**Aim:**
Show, in full, each line of the data that contains "describing".

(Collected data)
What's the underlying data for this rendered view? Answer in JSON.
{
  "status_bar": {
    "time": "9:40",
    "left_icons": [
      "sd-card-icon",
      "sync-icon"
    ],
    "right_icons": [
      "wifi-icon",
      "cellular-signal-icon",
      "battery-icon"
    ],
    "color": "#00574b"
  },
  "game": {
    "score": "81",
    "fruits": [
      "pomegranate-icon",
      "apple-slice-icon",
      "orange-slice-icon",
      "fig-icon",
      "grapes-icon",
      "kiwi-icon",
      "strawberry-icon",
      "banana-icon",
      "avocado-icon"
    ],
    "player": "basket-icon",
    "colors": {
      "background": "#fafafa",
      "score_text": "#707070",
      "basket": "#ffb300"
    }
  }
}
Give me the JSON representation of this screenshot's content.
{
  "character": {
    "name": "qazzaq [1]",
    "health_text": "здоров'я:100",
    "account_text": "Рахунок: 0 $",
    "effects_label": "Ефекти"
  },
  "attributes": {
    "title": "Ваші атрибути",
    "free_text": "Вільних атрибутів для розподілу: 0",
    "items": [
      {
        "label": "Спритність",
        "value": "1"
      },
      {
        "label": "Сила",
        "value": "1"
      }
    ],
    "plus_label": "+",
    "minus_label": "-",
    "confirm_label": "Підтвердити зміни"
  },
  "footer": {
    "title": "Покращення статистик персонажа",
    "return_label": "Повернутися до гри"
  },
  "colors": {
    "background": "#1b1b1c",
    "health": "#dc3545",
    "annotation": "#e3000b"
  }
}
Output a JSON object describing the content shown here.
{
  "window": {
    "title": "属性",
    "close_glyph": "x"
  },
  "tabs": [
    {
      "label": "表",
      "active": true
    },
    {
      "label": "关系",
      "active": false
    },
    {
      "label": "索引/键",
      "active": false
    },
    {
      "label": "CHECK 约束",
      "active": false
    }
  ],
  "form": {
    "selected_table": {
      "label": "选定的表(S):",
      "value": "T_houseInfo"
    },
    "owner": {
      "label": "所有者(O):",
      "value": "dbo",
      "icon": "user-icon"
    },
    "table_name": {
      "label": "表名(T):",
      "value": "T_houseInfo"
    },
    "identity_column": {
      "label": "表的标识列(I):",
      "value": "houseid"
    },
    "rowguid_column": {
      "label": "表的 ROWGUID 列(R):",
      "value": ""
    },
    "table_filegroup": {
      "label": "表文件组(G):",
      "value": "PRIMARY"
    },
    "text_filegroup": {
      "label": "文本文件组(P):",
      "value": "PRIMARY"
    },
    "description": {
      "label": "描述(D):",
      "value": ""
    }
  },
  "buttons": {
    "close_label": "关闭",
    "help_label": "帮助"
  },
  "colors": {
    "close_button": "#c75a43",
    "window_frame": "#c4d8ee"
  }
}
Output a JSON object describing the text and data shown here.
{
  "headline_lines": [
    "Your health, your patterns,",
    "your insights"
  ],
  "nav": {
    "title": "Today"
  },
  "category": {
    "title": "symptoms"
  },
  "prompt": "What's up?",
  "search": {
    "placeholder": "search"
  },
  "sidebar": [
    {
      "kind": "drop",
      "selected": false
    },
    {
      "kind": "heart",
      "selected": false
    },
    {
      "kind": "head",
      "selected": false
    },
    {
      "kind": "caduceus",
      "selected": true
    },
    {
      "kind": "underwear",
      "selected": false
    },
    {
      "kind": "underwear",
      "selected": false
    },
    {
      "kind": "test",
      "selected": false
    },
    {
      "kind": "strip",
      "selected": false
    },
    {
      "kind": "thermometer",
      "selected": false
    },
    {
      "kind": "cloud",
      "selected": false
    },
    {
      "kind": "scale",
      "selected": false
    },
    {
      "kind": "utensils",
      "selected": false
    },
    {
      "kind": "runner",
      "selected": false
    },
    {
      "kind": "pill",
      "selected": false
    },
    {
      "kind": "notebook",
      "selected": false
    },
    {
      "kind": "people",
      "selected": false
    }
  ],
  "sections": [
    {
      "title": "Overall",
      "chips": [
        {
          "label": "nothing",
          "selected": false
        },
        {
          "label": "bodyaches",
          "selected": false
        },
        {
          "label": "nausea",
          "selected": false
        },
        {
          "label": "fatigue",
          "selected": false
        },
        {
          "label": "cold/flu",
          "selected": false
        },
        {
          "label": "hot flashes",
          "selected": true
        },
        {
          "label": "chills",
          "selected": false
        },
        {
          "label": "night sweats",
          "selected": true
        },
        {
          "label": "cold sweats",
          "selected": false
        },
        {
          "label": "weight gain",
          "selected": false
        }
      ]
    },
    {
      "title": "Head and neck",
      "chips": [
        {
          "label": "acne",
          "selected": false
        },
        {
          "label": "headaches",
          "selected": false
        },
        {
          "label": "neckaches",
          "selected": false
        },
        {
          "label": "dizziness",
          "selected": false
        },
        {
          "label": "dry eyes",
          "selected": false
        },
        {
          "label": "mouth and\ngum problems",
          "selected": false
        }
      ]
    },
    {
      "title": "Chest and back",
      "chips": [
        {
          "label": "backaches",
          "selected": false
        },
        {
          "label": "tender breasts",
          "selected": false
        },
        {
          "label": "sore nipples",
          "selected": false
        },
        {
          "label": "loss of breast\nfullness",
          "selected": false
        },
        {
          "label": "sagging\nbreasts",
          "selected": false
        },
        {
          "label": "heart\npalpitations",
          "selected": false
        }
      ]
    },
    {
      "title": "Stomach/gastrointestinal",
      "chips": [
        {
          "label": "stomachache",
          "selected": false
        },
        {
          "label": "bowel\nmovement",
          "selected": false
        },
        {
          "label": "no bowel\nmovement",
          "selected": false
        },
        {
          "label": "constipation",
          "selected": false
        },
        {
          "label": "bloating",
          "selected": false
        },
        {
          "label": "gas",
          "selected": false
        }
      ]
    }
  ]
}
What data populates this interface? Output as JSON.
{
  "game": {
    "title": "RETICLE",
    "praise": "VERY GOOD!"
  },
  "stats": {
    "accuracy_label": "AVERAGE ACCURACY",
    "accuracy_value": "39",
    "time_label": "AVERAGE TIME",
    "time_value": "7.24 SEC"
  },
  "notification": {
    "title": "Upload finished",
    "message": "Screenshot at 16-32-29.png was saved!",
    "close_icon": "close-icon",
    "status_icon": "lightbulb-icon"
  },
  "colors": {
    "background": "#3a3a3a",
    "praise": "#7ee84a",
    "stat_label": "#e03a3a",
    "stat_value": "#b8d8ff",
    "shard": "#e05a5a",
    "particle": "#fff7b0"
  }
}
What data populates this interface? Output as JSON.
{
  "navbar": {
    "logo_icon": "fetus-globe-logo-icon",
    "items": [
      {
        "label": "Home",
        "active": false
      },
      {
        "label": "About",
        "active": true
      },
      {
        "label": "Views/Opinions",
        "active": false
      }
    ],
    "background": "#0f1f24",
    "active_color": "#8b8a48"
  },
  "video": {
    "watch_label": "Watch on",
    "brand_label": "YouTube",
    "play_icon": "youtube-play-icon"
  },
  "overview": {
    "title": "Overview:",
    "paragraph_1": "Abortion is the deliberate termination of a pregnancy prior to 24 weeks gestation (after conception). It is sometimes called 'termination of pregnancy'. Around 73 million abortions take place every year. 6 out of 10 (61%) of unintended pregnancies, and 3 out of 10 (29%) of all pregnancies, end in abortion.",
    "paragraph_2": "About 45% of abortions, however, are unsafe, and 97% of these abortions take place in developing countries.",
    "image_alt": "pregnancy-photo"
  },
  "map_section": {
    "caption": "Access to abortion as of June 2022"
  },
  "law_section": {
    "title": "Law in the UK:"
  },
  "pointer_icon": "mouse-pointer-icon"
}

**Task response:**
Output a JSON object describing the content shown here.
Output a JSON object describing the text and data shown here.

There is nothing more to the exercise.